• EXERCISE DESCRIPTION
Report each line of the entries below that includes "의미합니다".

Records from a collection

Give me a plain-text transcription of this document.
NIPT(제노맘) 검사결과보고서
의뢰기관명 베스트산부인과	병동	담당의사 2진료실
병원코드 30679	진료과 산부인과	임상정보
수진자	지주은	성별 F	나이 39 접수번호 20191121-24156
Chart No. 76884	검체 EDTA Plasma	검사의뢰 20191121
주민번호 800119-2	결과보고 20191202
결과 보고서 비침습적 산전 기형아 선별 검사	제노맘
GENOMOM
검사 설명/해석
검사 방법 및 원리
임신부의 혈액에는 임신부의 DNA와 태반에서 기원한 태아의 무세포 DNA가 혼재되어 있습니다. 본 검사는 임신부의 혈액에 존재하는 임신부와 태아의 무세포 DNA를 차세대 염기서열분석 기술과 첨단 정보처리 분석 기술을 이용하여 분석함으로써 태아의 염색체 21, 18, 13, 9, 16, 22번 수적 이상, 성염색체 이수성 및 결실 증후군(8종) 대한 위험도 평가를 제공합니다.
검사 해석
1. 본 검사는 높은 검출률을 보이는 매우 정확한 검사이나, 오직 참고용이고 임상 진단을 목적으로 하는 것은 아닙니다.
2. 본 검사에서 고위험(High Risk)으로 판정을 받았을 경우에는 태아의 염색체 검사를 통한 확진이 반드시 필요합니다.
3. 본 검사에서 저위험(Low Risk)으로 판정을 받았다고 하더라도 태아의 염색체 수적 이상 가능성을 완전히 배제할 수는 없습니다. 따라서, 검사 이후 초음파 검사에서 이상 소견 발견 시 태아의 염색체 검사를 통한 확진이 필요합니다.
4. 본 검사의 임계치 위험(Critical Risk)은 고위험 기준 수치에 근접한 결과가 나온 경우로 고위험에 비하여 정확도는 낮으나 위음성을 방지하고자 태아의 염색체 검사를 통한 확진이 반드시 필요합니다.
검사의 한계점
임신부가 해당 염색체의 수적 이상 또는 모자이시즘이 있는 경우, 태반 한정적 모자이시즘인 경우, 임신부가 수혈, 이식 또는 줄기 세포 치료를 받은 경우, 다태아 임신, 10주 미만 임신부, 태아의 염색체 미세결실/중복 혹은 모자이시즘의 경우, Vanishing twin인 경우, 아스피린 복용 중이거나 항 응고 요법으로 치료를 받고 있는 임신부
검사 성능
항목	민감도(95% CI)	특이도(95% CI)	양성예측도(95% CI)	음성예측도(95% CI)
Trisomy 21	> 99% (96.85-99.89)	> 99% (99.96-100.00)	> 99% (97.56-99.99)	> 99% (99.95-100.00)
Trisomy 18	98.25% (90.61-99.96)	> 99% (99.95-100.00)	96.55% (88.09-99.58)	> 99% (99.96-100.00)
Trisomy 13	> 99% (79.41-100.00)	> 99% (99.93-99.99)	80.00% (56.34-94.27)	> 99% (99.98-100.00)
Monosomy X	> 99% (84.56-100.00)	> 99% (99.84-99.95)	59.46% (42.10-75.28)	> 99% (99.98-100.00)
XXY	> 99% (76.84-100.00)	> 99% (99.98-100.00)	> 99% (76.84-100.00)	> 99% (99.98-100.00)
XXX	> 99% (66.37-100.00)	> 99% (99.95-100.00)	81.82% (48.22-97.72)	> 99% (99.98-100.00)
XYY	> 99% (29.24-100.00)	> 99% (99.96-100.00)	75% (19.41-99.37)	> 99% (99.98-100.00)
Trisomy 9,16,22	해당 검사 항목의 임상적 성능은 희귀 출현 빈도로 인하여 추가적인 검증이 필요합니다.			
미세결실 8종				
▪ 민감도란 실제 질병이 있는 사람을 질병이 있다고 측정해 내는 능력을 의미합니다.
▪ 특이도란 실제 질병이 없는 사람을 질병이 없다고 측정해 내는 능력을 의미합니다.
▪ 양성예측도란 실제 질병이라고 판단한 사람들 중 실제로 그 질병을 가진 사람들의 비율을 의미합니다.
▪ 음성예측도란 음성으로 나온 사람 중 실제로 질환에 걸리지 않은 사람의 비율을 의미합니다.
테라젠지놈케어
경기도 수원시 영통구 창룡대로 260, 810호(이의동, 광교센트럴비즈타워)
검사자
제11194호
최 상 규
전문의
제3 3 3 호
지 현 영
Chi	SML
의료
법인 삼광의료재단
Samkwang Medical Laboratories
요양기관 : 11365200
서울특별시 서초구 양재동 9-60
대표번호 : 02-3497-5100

• EXERCISE SOLUTION
▪ 민감도란 실제 질병이 있는 사람을 질병이 있다고 측정해 내는 능력을 의미합니다.
▪ 특이도란 실제 질병이 없는 사람을 질병이 없다고 측정해 내는 능력을 의미합니다.
▪ 양성예측도란 실제 질병이라고 판단한 사람들 중 실제로 그 질병을 가진 사람들의 비율을 의미합니다.
▪ 음성예측도란 음성으로 나온 사람 중 실제로 질환에 걸리지 않은 사람의 비율을 의미합니다.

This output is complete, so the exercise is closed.